— START Stored data —
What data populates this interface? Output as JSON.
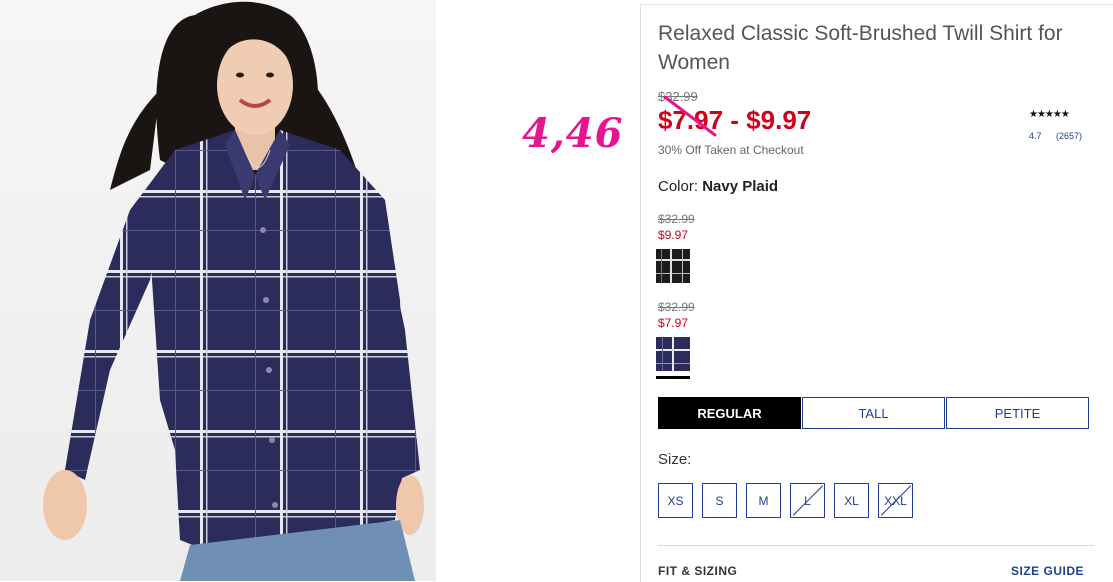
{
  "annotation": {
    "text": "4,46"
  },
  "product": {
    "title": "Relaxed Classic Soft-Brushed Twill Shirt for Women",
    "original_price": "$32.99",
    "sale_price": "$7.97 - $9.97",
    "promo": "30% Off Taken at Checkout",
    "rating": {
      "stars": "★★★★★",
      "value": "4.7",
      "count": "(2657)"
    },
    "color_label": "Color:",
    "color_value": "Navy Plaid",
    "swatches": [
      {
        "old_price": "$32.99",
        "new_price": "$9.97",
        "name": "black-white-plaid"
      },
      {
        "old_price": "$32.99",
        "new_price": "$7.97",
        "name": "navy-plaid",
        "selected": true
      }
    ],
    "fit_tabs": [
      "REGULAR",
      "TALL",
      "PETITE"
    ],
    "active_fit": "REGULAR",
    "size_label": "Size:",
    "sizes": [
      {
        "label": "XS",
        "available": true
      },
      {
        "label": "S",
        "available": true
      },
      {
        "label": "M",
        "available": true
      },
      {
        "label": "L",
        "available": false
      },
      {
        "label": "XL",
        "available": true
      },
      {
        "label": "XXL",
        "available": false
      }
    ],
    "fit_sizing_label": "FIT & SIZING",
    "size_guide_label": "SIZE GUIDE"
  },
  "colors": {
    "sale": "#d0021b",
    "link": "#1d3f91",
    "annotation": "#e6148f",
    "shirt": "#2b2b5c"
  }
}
— END Stored data —
— START Stored data —
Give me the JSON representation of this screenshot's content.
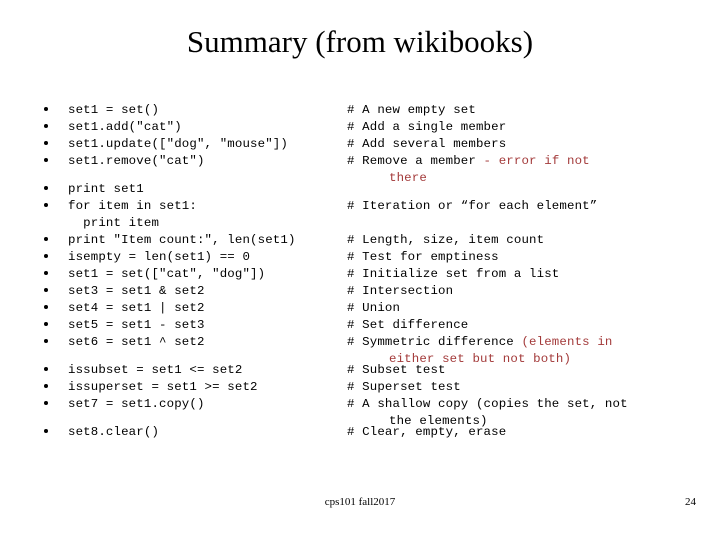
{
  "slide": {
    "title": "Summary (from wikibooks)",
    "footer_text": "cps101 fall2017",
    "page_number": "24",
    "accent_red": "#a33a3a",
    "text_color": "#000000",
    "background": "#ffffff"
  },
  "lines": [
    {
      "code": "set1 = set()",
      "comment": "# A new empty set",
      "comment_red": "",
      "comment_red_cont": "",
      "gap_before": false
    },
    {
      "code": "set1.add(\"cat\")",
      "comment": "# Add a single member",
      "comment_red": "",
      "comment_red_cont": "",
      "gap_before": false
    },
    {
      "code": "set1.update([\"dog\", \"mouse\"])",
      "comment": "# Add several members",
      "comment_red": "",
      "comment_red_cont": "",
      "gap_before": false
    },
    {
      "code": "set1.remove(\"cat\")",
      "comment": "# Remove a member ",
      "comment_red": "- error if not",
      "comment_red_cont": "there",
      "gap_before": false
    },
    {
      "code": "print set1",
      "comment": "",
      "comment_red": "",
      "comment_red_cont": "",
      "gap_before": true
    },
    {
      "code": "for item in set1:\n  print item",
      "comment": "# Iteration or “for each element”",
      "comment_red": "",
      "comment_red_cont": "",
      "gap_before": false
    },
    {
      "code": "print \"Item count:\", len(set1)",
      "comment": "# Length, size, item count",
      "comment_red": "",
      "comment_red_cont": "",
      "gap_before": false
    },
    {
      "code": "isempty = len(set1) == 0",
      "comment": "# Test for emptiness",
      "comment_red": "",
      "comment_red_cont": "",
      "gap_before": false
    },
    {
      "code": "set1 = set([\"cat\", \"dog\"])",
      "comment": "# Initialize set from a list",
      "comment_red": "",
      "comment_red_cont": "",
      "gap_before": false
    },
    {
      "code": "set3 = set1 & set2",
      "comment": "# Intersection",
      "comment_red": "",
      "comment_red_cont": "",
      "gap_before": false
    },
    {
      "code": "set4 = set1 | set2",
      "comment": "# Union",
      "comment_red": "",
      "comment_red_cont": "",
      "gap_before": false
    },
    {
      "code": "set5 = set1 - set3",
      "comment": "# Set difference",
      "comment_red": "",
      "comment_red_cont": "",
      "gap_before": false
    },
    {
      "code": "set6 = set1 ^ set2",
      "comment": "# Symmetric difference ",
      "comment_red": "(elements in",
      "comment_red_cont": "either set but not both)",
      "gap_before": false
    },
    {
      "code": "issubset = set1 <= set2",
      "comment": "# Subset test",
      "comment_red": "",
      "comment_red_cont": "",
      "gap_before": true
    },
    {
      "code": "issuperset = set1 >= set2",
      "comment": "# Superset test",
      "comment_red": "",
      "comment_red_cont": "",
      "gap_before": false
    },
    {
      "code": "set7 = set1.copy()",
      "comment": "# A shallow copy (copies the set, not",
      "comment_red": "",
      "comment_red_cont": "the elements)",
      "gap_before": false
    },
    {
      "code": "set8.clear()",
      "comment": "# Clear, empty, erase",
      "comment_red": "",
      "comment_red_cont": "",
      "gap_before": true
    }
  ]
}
— END Stored data —
▶ Task statement:
Return all the lines that contain the string "name".

▶ Solution below:
        "name": "black-white-plaid"
        "name": "navy-plaid",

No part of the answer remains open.